■ JOB ■
List each line in which the string "Outlet" appears.

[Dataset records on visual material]
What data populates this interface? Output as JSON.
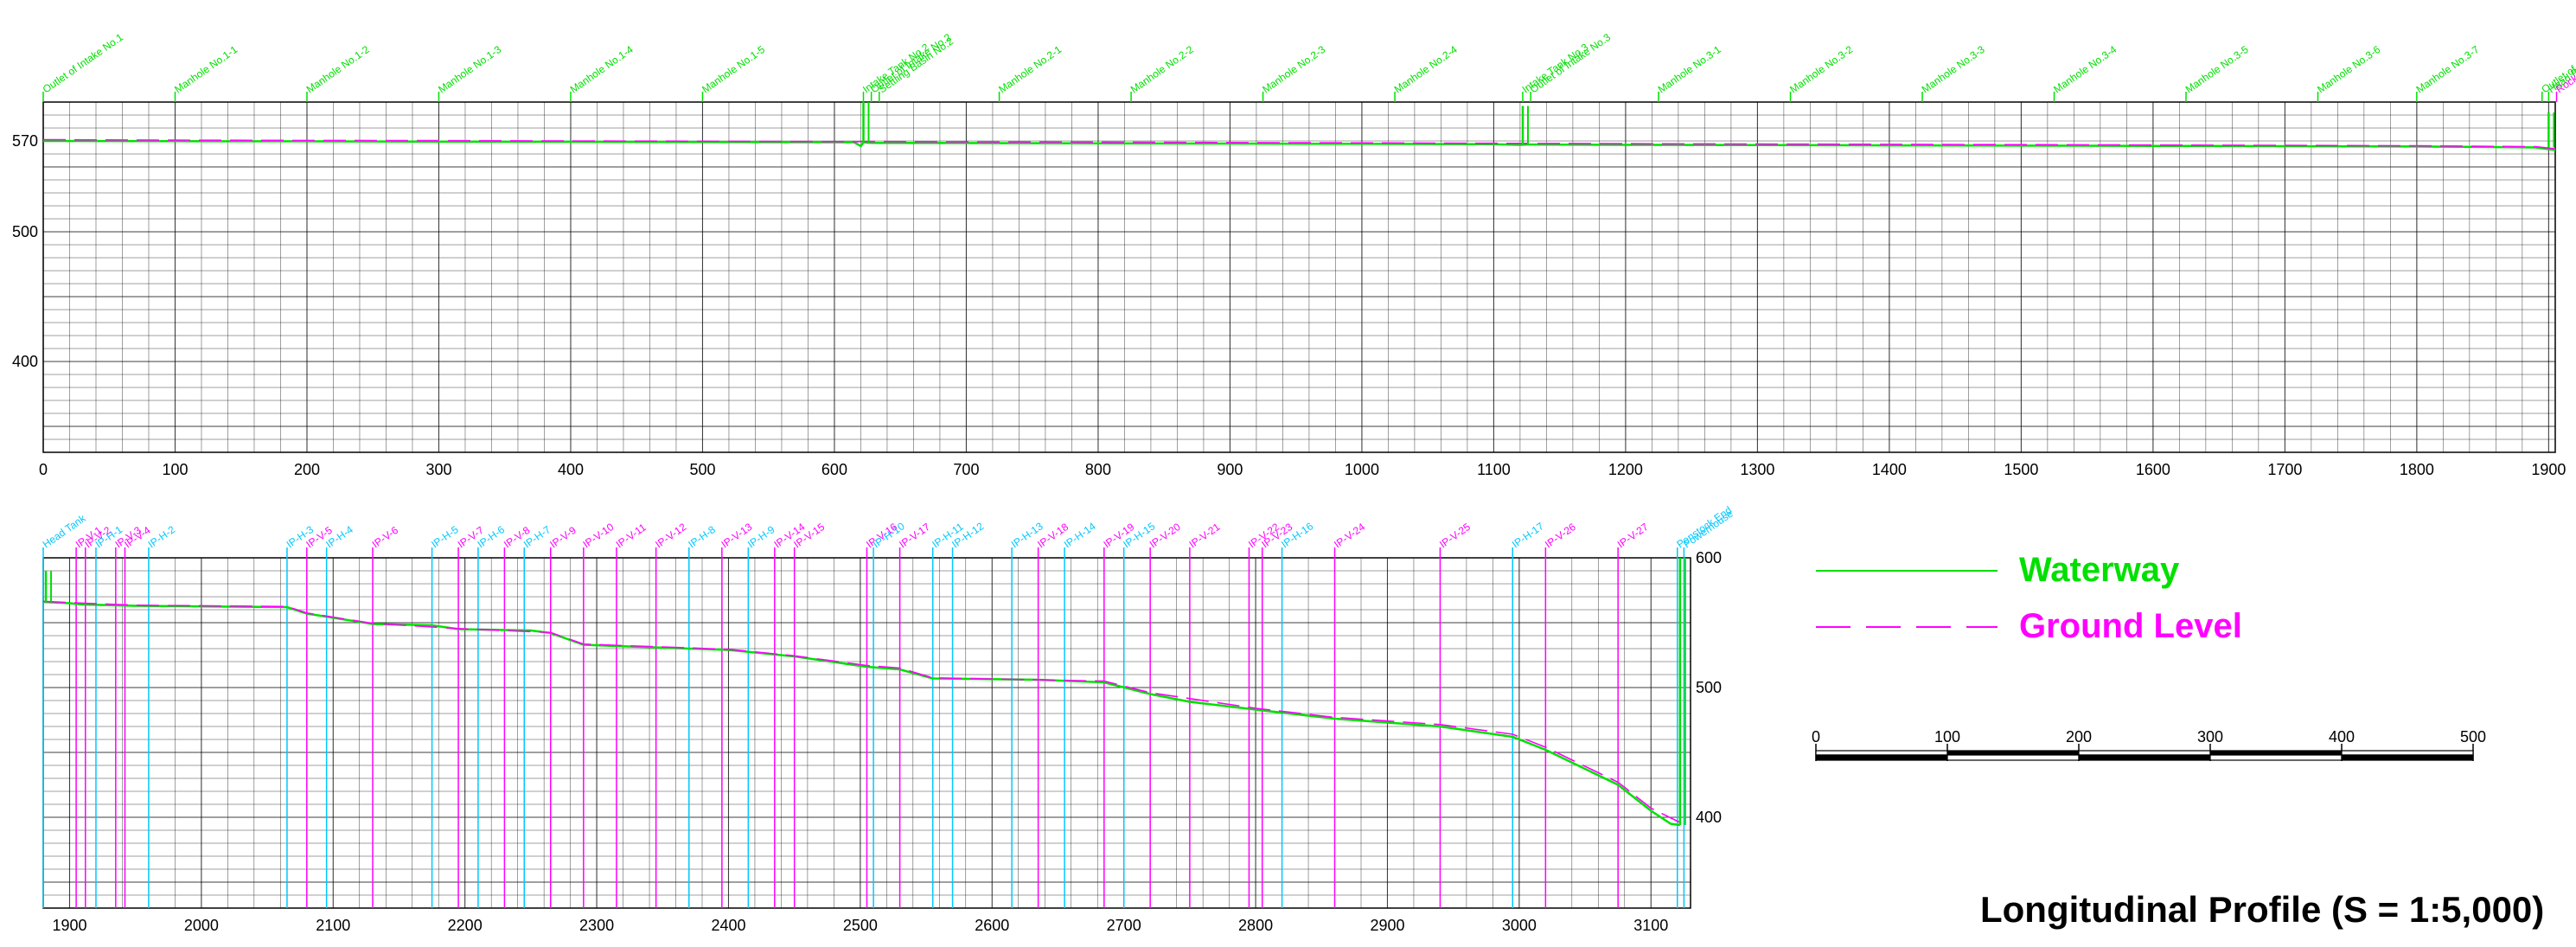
{
  "colors": {
    "waterway": "#00e000",
    "ground": "#ff00ff",
    "grid": "#000000",
    "cyan": "#00c8ff",
    "text": "#000000"
  },
  "top_markers": [
    {
      "label": "Outlet of Intake No.1",
      "x": 0
    },
    {
      "label": "Manhole No.1-1",
      "x": 100
    },
    {
      "label": "Manhole No.1-2",
      "x": 200
    },
    {
      "label": "Manhole No.1-3",
      "x": 300
    },
    {
      "label": "Manhole No.1-4",
      "x": 400
    },
    {
      "label": "Manhole No.1-5",
      "x": 500
    },
    {
      "label": "Intake Tank No.2",
      "x": 622
    },
    {
      "label": "Outlet of Intake No.2",
      "x": 628
    },
    {
      "label": "Settling Basin No.2",
      "x": 634
    },
    {
      "label": "Manhole No.2-1",
      "x": 725
    },
    {
      "label": "Manhole No.2-2",
      "x": 825
    },
    {
      "label": "Manhole No.2-3",
      "x": 925
    },
    {
      "label": "Manhole No.2-4",
      "x": 1025
    },
    {
      "label": "Intake Tank No.3",
      "x": 1122
    },
    {
      "label": "Outlet of Intake No.3",
      "x": 1128
    },
    {
      "label": "Manhole No.3-1",
      "x": 1225
    },
    {
      "label": "Manhole No.3-2",
      "x": 1325
    },
    {
      "label": "Manhole No.3-3",
      "x": 1425
    },
    {
      "label": "Manhole No.3-4",
      "x": 1525
    },
    {
      "label": "Manhole No.3-5",
      "x": 1625
    },
    {
      "label": "Manhole No.3-6",
      "x": 1725
    },
    {
      "label": "Manhole No.3-7",
      "x": 1800
    },
    {
      "label": "Outlet of Head Tank",
      "x": 1895
    },
    {
      "label": "Head Pond",
      "x": 1900
    },
    {
      "label": "Rock Bolts",
      "x": 1906
    }
  ],
  "bottom_markers": [
    {
      "label": "Head Tank",
      "x": 1880
    },
    {
      "label": "IP-V-1",
      "x": 1905
    },
    {
      "label": "IP-V-2",
      "x": 1912
    },
    {
      "label": "IP-H-1",
      "x": 1920
    },
    {
      "label": "IP-V-3",
      "x": 1935
    },
    {
      "label": "IP-V-4",
      "x": 1942
    },
    {
      "label": "IP-H-2",
      "x": 1960
    },
    {
      "label": "IP-H-3",
      "x": 2065
    },
    {
      "label": "IP-V-5",
      "x": 2080
    },
    {
      "label": "IP-H-4",
      "x": 2095
    },
    {
      "label": "IP-V-6",
      "x": 2130
    },
    {
      "label": "IP-H-5",
      "x": 2175
    },
    {
      "label": "IP-V-7",
      "x": 2195
    },
    {
      "label": "IP-H-6",
      "x": 2210
    },
    {
      "label": "IP-V-8",
      "x": 2230
    },
    {
      "label": "IP-H-7",
      "x": 2245
    },
    {
      "label": "IP-V-9",
      "x": 2265
    },
    {
      "label": "IP-V-10",
      "x": 2290
    },
    {
      "label": "IP-V-11",
      "x": 2315
    },
    {
      "label": "IP-V-12",
      "x": 2345
    },
    {
      "label": "IP-H-8",
      "x": 2370
    },
    {
      "label": "IP-V-13",
      "x": 2395
    },
    {
      "label": "IP-H-9",
      "x": 2415
    },
    {
      "label": "IP-V-14",
      "x": 2435
    },
    {
      "label": "IP-V-15",
      "x": 2450
    },
    {
      "label": "IP-V-16",
      "x": 2505
    },
    {
      "label": "IP-H-10",
      "x": 2510
    },
    {
      "label": "IP-V-17",
      "x": 2530
    },
    {
      "label": "IP-H-11",
      "x": 2555
    },
    {
      "label": "IP-H-12",
      "x": 2570
    },
    {
      "label": "IP-H-13",
      "x": 2615
    },
    {
      "label": "IP-V-18",
      "x": 2635
    },
    {
      "label": "IP-H-14",
      "x": 2655
    },
    {
      "label": "IP-V-19",
      "x": 2685
    },
    {
      "label": "IP-H-15",
      "x": 2700
    },
    {
      "label": "IP-V-20",
      "x": 2720
    },
    {
      "label": "IP-V-21",
      "x": 2750
    },
    {
      "label": "IP-V-22",
      "x": 2795
    },
    {
      "label": "IP-V-23",
      "x": 2805
    },
    {
      "label": "IP-H-16",
      "x": 2820
    },
    {
      "label": "IP-V-24",
      "x": 2860
    },
    {
      "label": "IP-V-25",
      "x": 2940
    },
    {
      "label": "IP-H-17",
      "x": 2995
    },
    {
      "label": "IP-V-26",
      "x": 3020
    },
    {
      "label": "IP-V-27",
      "x": 3075
    },
    {
      "label": "Penstock End",
      "x": 3120
    },
    {
      "label": "Powerhouse",
      "x": 3125
    }
  ],
  "chart_data": [
    {
      "type": "line",
      "xlim": [
        0,
        1905
      ],
      "ylim": [
        330,
        600
      ],
      "x_ticks": [
        0,
        100,
        200,
        300,
        400,
        500,
        600,
        700,
        800,
        900,
        1000,
        1100,
        1200,
        1300,
        1400,
        1500,
        1600,
        1700,
        1800,
        1900
      ],
      "x_tick_labels": [
        "0",
        "100",
        "200",
        "300",
        "400",
        "500",
        "600",
        "700",
        "800",
        "900",
        "1000",
        "1100",
        "1200",
        "1300",
        "1400",
        "1500",
        "1600",
        "1700",
        "1800",
        "1900"
      ],
      "y_ticks": [
        400,
        500,
        570
      ],
      "y_tick_labels": [
        "400",
        "500",
        "570"
      ],
      "series": [
        {
          "name": "Waterway",
          "role": "waterway",
          "points": [
            [
              0,
              570
            ],
            [
              100,
              569.8
            ],
            [
              200,
              569.7
            ],
            [
              300,
              569.5
            ],
            [
              400,
              569.4
            ],
            [
              500,
              569.2
            ],
            [
              615,
              569
            ],
            [
              620,
              566
            ],
            [
              622,
              569
            ],
            [
              628,
              568.5
            ],
            [
              700,
              568.4
            ],
            [
              800,
              568.2
            ],
            [
              900,
              568
            ],
            [
              1000,
              567.8
            ],
            [
              1100,
              567.5
            ],
            [
              1120,
              567
            ],
            [
              1125,
              567.3
            ],
            [
              1200,
              567
            ],
            [
              1300,
              566.8
            ],
            [
              1400,
              566.6
            ],
            [
              1500,
              566.4
            ],
            [
              1600,
              566.2
            ],
            [
              1700,
              566
            ],
            [
              1800,
              565.7
            ],
            [
              1890,
              565
            ],
            [
              1905,
              563
            ]
          ]
        },
        {
          "name": "Ground Level",
          "role": "ground",
          "points": [
            [
              0,
              571
            ],
            [
              100,
              570.6
            ],
            [
              200,
              570.4
            ],
            [
              300,
              570.3
            ],
            [
              400,
              570
            ],
            [
              500,
              569.8
            ],
            [
              615,
              569.4
            ],
            [
              625,
              569.6
            ],
            [
              700,
              569.3
            ],
            [
              800,
              569.1
            ],
            [
              900,
              568.8
            ],
            [
              1000,
              568.5
            ],
            [
              1100,
              568.2
            ],
            [
              1200,
              567.9
            ],
            [
              1300,
              567.6
            ],
            [
              1400,
              567.4
            ],
            [
              1500,
              567.1
            ],
            [
              1600,
              566.9
            ],
            [
              1700,
              566.6
            ],
            [
              1800,
              566.3
            ],
            [
              1890,
              565.6
            ],
            [
              1905,
              564
            ]
          ]
        }
      ],
      "vertical_shafts": [
        [
          622,
          569,
          600
        ],
        [
          1122,
          567,
          597
        ],
        [
          1900,
          565,
          592
        ]
      ]
    },
    {
      "type": "line",
      "xlim": [
        1880,
        3130
      ],
      "ylim": [
        330,
        600
      ],
      "x_ticks": [
        1900,
        2000,
        2100,
        2200,
        2300,
        2400,
        2500,
        2600,
        2700,
        2800,
        2900,
        3000,
        3100
      ],
      "x_tick_labels": [
        "1900",
        "2000",
        "2100",
        "2200",
        "2300",
        "2400",
        "2500",
        "2600",
        "2700",
        "2800",
        "2900",
        "3000",
        "3100"
      ],
      "y_ticks": [
        400,
        500,
        600
      ],
      "y_tick_labels": [
        "400",
        "500",
        "600"
      ],
      "series": [
        {
          "name": "Waterway",
          "role": "waterway",
          "points": [
            [
              1880,
              566
            ],
            [
              1900,
              565
            ],
            [
              1910,
              564
            ],
            [
              1950,
              563
            ],
            [
              2065,
              562
            ],
            [
              2080,
              557
            ],
            [
              2130,
              549
            ],
            [
              2175,
              548
            ],
            [
              2195,
              545
            ],
            [
              2250,
              544
            ],
            [
              2265,
              542
            ],
            [
              2290,
              533
            ],
            [
              2315,
              532
            ],
            [
              2400,
              529
            ],
            [
              2450,
              524
            ],
            [
              2505,
              516
            ],
            [
              2530,
              514
            ],
            [
              2555,
              507
            ],
            [
              2635,
              506
            ],
            [
              2685,
              504
            ],
            [
              2720,
              495
            ],
            [
              2750,
              489
            ],
            [
              2800,
              483
            ],
            [
              2860,
              476
            ],
            [
              2940,
              470
            ],
            [
              2995,
              462
            ],
            [
              3020,
              452
            ],
            [
              3075,
              425
            ],
            [
              3100,
              405
            ],
            [
              3115,
              395
            ],
            [
              3122,
              394
            ]
          ]
        },
        {
          "name": "Ground Level",
          "role": "ground",
          "points": [
            [
              1880,
              566.5
            ],
            [
              1900,
              565.5
            ],
            [
              1950,
              563.5
            ],
            [
              2065,
              562.5
            ],
            [
              2080,
              557.5
            ],
            [
              2130,
              549.5
            ],
            [
              2195,
              545.5
            ],
            [
              2265,
              542.5
            ],
            [
              2290,
              533.5
            ],
            [
              2400,
              529.5
            ],
            [
              2450,
              524.5
            ],
            [
              2505,
              517
            ],
            [
              2530,
              515
            ],
            [
              2555,
              507.5
            ],
            [
              2685,
              505
            ],
            [
              2720,
              496
            ],
            [
              2800,
              484
            ],
            [
              2860,
              477
            ],
            [
              2940,
              471.5
            ],
            [
              2995,
              464
            ],
            [
              3020,
              454
            ],
            [
              3075,
              427
            ],
            [
              3100,
              407
            ],
            [
              3122,
              396
            ]
          ]
        }
      ],
      "vertical_shafts": [
        [
          1882,
          566,
          590
        ],
        [
          3122,
          394,
          600
        ]
      ]
    }
  ],
  "legend": {
    "waterway_label": "Waterway",
    "ground_label": "Ground Level"
  },
  "scale_bar": {
    "labels": [
      "0",
      "100",
      "200",
      "300",
      "400",
      "500"
    ]
  },
  "title": "Longitudinal Profile (S = 1:5,000)"
}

■ WORKED ANSWER ■
      "label": "Outlet of Intake No.1",
      "label": "Outlet of Intake No.2",
      "label": "Outlet of Intake No.3",
      "label": "Outlet of Head Tank",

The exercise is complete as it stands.